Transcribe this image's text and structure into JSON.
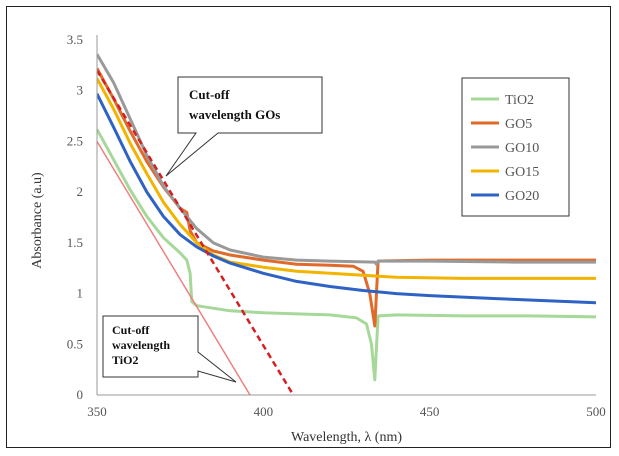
{
  "chart_data": {
    "type": "line",
    "title": "",
    "xlabel": "Wavelength, λ (nm)",
    "ylabel": "Absorbance (a.u)",
    "xlim": [
      350,
      500
    ],
    "ylim": [
      0,
      3.5
    ],
    "xticks": [
      350,
      400,
      450,
      500
    ],
    "yticks": [
      0,
      0.5,
      1,
      1.5,
      2,
      2.5,
      3,
      3.5
    ],
    "ytick_labels": [
      "0",
      "0.5",
      "1",
      "1.5",
      "2",
      "2.5",
      "3",
      "3.5"
    ],
    "grid": false,
    "legend_position": "right",
    "series": [
      {
        "name": "TiO2",
        "color": "#a6d89a",
        "points": [
          [
            350,
            2.62
          ],
          [
            355,
            2.32
          ],
          [
            360,
            2.02
          ],
          [
            365,
            1.76
          ],
          [
            370,
            1.55
          ],
          [
            375,
            1.4
          ],
          [
            377,
            1.33
          ],
          [
            378,
            1.2
          ],
          [
            378.5,
            0.92
          ],
          [
            380,
            0.88
          ],
          [
            390,
            0.83
          ],
          [
            400,
            0.81
          ],
          [
            410,
            0.8
          ],
          [
            420,
            0.79
          ],
          [
            428,
            0.76
          ],
          [
            431,
            0.7
          ],
          [
            432.5,
            0.5
          ],
          [
            433.5,
            0.15
          ],
          [
            434.5,
            0.78
          ],
          [
            440,
            0.79
          ],
          [
            460,
            0.78
          ],
          [
            480,
            0.78
          ],
          [
            500,
            0.77
          ]
        ]
      },
      {
        "name": "GO5",
        "color": "#e06a2a",
        "points": [
          [
            350,
            3.22
          ],
          [
            355,
            2.92
          ],
          [
            360,
            2.6
          ],
          [
            365,
            2.3
          ],
          [
            370,
            2.05
          ],
          [
            375,
            1.84
          ],
          [
            377,
            1.8
          ],
          [
            378,
            1.62
          ],
          [
            380,
            1.5
          ],
          [
            385,
            1.42
          ],
          [
            390,
            1.38
          ],
          [
            400,
            1.33
          ],
          [
            410,
            1.29
          ],
          [
            420,
            1.28
          ],
          [
            427,
            1.27
          ],
          [
            430,
            1.22
          ],
          [
            432,
            1.0
          ],
          [
            433.5,
            0.68
          ],
          [
            434.5,
            1.32
          ],
          [
            450,
            1.33
          ],
          [
            475,
            1.33
          ],
          [
            500,
            1.33
          ]
        ]
      },
      {
        "name": "GO10",
        "color": "#999999",
        "points": [
          [
            350,
            3.36
          ],
          [
            355,
            3.08
          ],
          [
            360,
            2.72
          ],
          [
            365,
            2.36
          ],
          [
            370,
            2.06
          ],
          [
            375,
            1.84
          ],
          [
            380,
            1.64
          ],
          [
            385,
            1.5
          ],
          [
            390,
            1.43
          ],
          [
            400,
            1.36
          ],
          [
            410,
            1.33
          ],
          [
            420,
            1.32
          ],
          [
            433.5,
            1.31
          ],
          [
            434,
            1.29
          ],
          [
            434.5,
            1.32
          ],
          [
            450,
            1.32
          ],
          [
            475,
            1.31
          ],
          [
            500,
            1.31
          ]
        ]
      },
      {
        "name": "GO15",
        "color": "#f2b400",
        "points": [
          [
            350,
            3.12
          ],
          [
            355,
            2.82
          ],
          [
            360,
            2.48
          ],
          [
            365,
            2.18
          ],
          [
            370,
            1.9
          ],
          [
            375,
            1.68
          ],
          [
            380,
            1.5
          ],
          [
            385,
            1.38
          ],
          [
            390,
            1.31
          ],
          [
            400,
            1.26
          ],
          [
            410,
            1.22
          ],
          [
            420,
            1.2
          ],
          [
            430,
            1.18
          ],
          [
            440,
            1.16
          ],
          [
            460,
            1.15
          ],
          [
            480,
            1.15
          ],
          [
            500,
            1.15
          ]
        ]
      },
      {
        "name": "GO20",
        "color": "#2e62c4",
        "points": [
          [
            350,
            2.97
          ],
          [
            355,
            2.64
          ],
          [
            360,
            2.3
          ],
          [
            365,
            2.0
          ],
          [
            370,
            1.76
          ],
          [
            375,
            1.58
          ],
          [
            380,
            1.46
          ],
          [
            385,
            1.37
          ],
          [
            390,
            1.3
          ],
          [
            400,
            1.2
          ],
          [
            410,
            1.12
          ],
          [
            420,
            1.07
          ],
          [
            430,
            1.03
          ],
          [
            440,
            1.0
          ],
          [
            450,
            0.98
          ],
          [
            470,
            0.95
          ],
          [
            500,
            0.91
          ]
        ]
      }
    ],
    "tangent_lines": [
      {
        "label": "TiO2 cut-off",
        "color": "#f08080",
        "style": "solid",
        "points": [
          [
            350,
            2.5
          ],
          [
            396,
            0
          ]
        ]
      },
      {
        "label": "GOs cut-off",
        "color": "#d42020",
        "style": "dashed",
        "points": [
          [
            350,
            3.2
          ],
          [
            409,
            0
          ]
        ]
      }
    ],
    "annotations": [
      {
        "lines": [
          "Cut-off",
          "wavelength  GOs"
        ]
      },
      {
        "lines": [
          "Cut-off",
          "wavelength",
          "TiO2"
        ]
      }
    ]
  }
}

###

SET EXERCISE: Pictures are to be left out; the records above must be repeated word for word.

THE OUTPUT:
Transcribe this image's text and structure into JSON.
{
  "chart_data": {
    "type": "line",
    "title": "",
    "xlabel": "Wavelength, λ (nm)",
    "ylabel": "Absorbance (a.u)",
    "xlim": [
      350,
      500
    ],
    "ylim": [
      0,
      3.5
    ],
    "xticks": [
      350,
      400,
      450,
      500
    ],
    "yticks": [
      0,
      0.5,
      1,
      1.5,
      2,
      2.5,
      3,
      3.5
    ],
    "ytick_labels": [
      "0",
      "0.5",
      "1",
      "1.5",
      "2",
      "2.5",
      "3",
      "3.5"
    ],
    "grid": false,
    "legend_position": "right",
    "series": [
      {
        "name": "TiO2",
        "color": "#a6d89a",
        "points": [
          [
            350,
            2.62
          ],
          [
            355,
            2.32
          ],
          [
            360,
            2.02
          ],
          [
            365,
            1.76
          ],
          [
            370,
            1.55
          ],
          [
            375,
            1.4
          ],
          [
            377,
            1.33
          ],
          [
            378,
            1.2
          ],
          [
            378.5,
            0.92
          ],
          [
            380,
            0.88
          ],
          [
            390,
            0.83
          ],
          [
            400,
            0.81
          ],
          [
            410,
            0.8
          ],
          [
            420,
            0.79
          ],
          [
            428,
            0.76
          ],
          [
            431,
            0.7
          ],
          [
            432.5,
            0.5
          ],
          [
            433.5,
            0.15
          ],
          [
            434.5,
            0.78
          ],
          [
            440,
            0.79
          ],
          [
            460,
            0.78
          ],
          [
            480,
            0.78
          ],
          [
            500,
            0.77
          ]
        ]
      },
      {
        "name": "GO5",
        "color": "#e06a2a",
        "points": [
          [
            350,
            3.22
          ],
          [
            355,
            2.92
          ],
          [
            360,
            2.6
          ],
          [
            365,
            2.3
          ],
          [
            370,
            2.05
          ],
          [
            375,
            1.84
          ],
          [
            377,
            1.8
          ],
          [
            378,
            1.62
          ],
          [
            380,
            1.5
          ],
          [
            385,
            1.42
          ],
          [
            390,
            1.38
          ],
          [
            400,
            1.33
          ],
          [
            410,
            1.29
          ],
          [
            420,
            1.28
          ],
          [
            427,
            1.27
          ],
          [
            430,
            1.22
          ],
          [
            432,
            1.0
          ],
          [
            433.5,
            0.68
          ],
          [
            434.5,
            1.32
          ],
          [
            450,
            1.33
          ],
          [
            475,
            1.33
          ],
          [
            500,
            1.33
          ]
        ]
      },
      {
        "name": "GO10",
        "color": "#999999",
        "points": [
          [
            350,
            3.36
          ],
          [
            355,
            3.08
          ],
          [
            360,
            2.72
          ],
          [
            365,
            2.36
          ],
          [
            370,
            2.06
          ],
          [
            375,
            1.84
          ],
          [
            380,
            1.64
          ],
          [
            385,
            1.5
          ],
          [
            390,
            1.43
          ],
          [
            400,
            1.36
          ],
          [
            410,
            1.33
          ],
          [
            420,
            1.32
          ],
          [
            433.5,
            1.31
          ],
          [
            434,
            1.29
          ],
          [
            434.5,
            1.32
          ],
          [
            450,
            1.32
          ],
          [
            475,
            1.31
          ],
          [
            500,
            1.31
          ]
        ]
      },
      {
        "name": "GO15",
        "color": "#f2b400",
        "points": [
          [
            350,
            3.12
          ],
          [
            355,
            2.82
          ],
          [
            360,
            2.48
          ],
          [
            365,
            2.18
          ],
          [
            370,
            1.9
          ],
          [
            375,
            1.68
          ],
          [
            380,
            1.5
          ],
          [
            385,
            1.38
          ],
          [
            390,
            1.31
          ],
          [
            400,
            1.26
          ],
          [
            410,
            1.22
          ],
          [
            420,
            1.2
          ],
          [
            430,
            1.18
          ],
          [
            440,
            1.16
          ],
          [
            460,
            1.15
          ],
          [
            480,
            1.15
          ],
          [
            500,
            1.15
          ]
        ]
      },
      {
        "name": "GO20",
        "color": "#2e62c4",
        "points": [
          [
            350,
            2.97
          ],
          [
            355,
            2.64
          ],
          [
            360,
            2.3
          ],
          [
            365,
            2.0
          ],
          [
            370,
            1.76
          ],
          [
            375,
            1.58
          ],
          [
            380,
            1.46
          ],
          [
            385,
            1.37
          ],
          [
            390,
            1.3
          ],
          [
            400,
            1.2
          ],
          [
            410,
            1.12
          ],
          [
            420,
            1.07
          ],
          [
            430,
            1.03
          ],
          [
            440,
            1.0
          ],
          [
            450,
            0.98
          ],
          [
            470,
            0.95
          ],
          [
            500,
            0.91
          ]
        ]
      }
    ],
    "tangent_lines": [
      {
        "label": "TiO2 cut-off",
        "color": "#f08080",
        "style": "solid",
        "points": [
          [
            350,
            2.5
          ],
          [
            396,
            0
          ]
        ]
      },
      {
        "label": "GOs cut-off",
        "color": "#d42020",
        "style": "dashed",
        "points": [
          [
            350,
            3.2
          ],
          [
            409,
            0
          ]
        ]
      }
    ],
    "annotations": [
      {
        "lines": [
          "Cut-off",
          "wavelength  GOs"
        ]
      },
      {
        "lines": [
          "Cut-off",
          "wavelength",
          "TiO2"
        ]
      }
    ]
  }
}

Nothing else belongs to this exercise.